* [WHAT TO PRODUCE]:
Find the lines with "this" in them and copy them out.

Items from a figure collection
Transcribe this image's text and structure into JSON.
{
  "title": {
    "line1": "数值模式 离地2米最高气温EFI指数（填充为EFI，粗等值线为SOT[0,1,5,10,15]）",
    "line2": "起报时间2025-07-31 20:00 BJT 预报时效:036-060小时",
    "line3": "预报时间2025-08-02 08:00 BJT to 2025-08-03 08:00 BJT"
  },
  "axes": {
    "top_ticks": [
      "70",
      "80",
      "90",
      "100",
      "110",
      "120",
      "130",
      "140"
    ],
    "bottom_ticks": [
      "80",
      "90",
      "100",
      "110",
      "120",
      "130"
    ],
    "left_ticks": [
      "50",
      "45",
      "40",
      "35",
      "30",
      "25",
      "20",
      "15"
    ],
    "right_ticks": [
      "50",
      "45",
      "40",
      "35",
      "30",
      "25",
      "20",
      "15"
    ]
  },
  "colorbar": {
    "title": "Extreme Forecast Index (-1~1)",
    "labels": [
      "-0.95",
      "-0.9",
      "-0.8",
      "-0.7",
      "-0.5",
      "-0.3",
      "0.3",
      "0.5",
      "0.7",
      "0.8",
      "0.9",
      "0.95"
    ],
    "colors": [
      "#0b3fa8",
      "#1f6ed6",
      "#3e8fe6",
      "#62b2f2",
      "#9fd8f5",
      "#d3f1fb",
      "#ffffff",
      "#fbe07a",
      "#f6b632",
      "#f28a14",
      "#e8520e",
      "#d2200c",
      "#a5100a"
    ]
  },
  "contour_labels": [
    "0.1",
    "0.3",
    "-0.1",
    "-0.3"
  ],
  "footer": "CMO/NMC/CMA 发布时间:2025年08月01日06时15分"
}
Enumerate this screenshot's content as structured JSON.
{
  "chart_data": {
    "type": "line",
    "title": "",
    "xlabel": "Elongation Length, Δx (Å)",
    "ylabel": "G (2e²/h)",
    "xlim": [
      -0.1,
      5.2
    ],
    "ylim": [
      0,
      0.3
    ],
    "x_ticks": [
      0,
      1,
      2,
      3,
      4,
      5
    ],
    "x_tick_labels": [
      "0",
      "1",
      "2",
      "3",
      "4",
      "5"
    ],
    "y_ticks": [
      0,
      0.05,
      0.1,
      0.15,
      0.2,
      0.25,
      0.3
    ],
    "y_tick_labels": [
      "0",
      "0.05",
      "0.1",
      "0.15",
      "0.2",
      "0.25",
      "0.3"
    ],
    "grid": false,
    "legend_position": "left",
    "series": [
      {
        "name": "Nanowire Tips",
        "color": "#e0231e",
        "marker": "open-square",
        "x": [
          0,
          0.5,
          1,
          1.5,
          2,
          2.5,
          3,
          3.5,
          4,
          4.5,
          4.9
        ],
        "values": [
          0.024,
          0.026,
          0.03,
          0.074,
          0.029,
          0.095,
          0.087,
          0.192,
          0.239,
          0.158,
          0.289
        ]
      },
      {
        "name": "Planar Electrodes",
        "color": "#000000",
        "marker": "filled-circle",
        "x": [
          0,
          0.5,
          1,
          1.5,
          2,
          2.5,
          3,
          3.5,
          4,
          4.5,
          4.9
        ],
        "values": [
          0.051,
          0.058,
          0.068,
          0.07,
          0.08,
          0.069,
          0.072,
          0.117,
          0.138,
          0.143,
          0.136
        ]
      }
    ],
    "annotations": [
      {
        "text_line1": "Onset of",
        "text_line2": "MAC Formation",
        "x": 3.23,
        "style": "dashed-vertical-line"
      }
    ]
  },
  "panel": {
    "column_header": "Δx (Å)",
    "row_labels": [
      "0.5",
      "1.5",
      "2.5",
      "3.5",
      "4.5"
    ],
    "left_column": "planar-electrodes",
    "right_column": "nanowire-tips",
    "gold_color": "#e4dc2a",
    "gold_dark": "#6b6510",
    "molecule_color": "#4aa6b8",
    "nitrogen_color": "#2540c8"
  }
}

* [EXERCISE SOLUTION]:
Transcribe this image's text and structure into JSON.
Enumerate this screenshot's content as structured JSON.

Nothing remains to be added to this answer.